[Start]
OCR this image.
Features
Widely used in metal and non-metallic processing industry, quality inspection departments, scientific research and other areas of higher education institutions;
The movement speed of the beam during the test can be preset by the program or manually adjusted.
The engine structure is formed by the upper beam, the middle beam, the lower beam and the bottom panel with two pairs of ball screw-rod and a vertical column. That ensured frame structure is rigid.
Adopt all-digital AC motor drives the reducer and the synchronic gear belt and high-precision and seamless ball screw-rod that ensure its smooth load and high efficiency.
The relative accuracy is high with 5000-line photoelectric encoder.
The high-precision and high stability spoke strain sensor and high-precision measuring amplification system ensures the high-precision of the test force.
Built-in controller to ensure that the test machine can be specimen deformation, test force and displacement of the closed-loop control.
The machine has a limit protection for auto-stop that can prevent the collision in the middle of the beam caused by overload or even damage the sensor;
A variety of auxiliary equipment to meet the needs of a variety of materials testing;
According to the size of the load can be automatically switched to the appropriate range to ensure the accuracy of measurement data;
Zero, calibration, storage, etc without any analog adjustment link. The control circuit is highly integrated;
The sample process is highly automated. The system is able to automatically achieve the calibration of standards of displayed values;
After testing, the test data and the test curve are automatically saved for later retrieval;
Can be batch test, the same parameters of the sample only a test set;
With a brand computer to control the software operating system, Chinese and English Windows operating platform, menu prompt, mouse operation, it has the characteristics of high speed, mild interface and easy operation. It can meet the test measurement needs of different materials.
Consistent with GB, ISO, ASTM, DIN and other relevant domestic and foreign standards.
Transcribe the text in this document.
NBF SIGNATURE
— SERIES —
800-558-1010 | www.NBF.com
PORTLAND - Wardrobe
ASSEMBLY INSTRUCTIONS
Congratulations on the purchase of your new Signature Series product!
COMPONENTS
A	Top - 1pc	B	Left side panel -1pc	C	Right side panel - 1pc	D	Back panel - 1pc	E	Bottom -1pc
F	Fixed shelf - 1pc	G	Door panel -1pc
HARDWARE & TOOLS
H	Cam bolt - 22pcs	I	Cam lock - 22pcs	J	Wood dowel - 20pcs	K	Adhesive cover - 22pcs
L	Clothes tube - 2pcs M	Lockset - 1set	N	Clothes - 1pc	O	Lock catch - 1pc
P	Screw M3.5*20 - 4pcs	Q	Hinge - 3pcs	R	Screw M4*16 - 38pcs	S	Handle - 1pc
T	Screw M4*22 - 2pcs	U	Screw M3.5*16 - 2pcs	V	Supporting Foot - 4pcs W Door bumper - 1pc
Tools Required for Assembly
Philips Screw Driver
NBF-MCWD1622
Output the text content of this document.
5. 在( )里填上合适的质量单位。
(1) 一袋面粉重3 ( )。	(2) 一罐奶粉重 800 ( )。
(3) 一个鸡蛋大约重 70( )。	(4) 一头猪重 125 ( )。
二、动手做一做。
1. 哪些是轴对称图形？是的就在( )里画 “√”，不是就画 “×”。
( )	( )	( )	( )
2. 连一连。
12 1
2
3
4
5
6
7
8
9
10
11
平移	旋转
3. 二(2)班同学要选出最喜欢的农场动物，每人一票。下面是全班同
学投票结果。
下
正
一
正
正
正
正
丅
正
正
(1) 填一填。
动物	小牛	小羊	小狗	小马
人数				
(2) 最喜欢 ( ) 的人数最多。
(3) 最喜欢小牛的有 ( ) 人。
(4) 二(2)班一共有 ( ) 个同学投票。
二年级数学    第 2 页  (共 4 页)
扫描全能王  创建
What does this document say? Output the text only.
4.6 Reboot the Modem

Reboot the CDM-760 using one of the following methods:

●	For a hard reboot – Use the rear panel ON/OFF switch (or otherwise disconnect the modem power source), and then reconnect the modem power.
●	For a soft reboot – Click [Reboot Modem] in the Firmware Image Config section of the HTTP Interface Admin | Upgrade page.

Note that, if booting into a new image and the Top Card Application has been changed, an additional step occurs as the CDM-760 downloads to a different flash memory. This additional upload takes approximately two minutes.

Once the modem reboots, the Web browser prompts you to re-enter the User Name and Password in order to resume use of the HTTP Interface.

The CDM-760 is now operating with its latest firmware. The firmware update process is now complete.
[End]
## Work instructions
Pull out all lines in the data above that include "machine".

## Solution for this task
Built-in controller to ensure that the test machine can be specimen deformation, test force and displacement of the closed-loop control.
The machine has a limit protection for auto-stop that can prevent the collision in the middle of the beam caused by overload or even damage the sensor;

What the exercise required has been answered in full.